Only a number is required: how many lines of the material contain the word "Deutschland"?

(Stored entries)
·····

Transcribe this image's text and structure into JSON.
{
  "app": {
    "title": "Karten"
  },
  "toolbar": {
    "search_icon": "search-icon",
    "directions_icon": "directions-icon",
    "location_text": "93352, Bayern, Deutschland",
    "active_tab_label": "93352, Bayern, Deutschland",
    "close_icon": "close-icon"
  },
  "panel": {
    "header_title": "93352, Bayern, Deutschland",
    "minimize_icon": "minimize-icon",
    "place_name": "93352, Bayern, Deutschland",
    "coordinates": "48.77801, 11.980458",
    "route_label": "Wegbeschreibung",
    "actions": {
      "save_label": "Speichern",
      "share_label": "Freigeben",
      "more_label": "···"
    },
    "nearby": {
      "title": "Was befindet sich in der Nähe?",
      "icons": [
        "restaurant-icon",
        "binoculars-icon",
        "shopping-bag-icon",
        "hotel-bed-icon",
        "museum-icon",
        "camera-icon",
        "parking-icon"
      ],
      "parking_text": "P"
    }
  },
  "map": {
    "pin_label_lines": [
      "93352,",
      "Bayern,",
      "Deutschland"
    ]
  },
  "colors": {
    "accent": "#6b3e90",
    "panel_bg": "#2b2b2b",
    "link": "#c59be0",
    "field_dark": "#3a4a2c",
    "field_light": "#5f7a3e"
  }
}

·····

**Exercise solution:** 5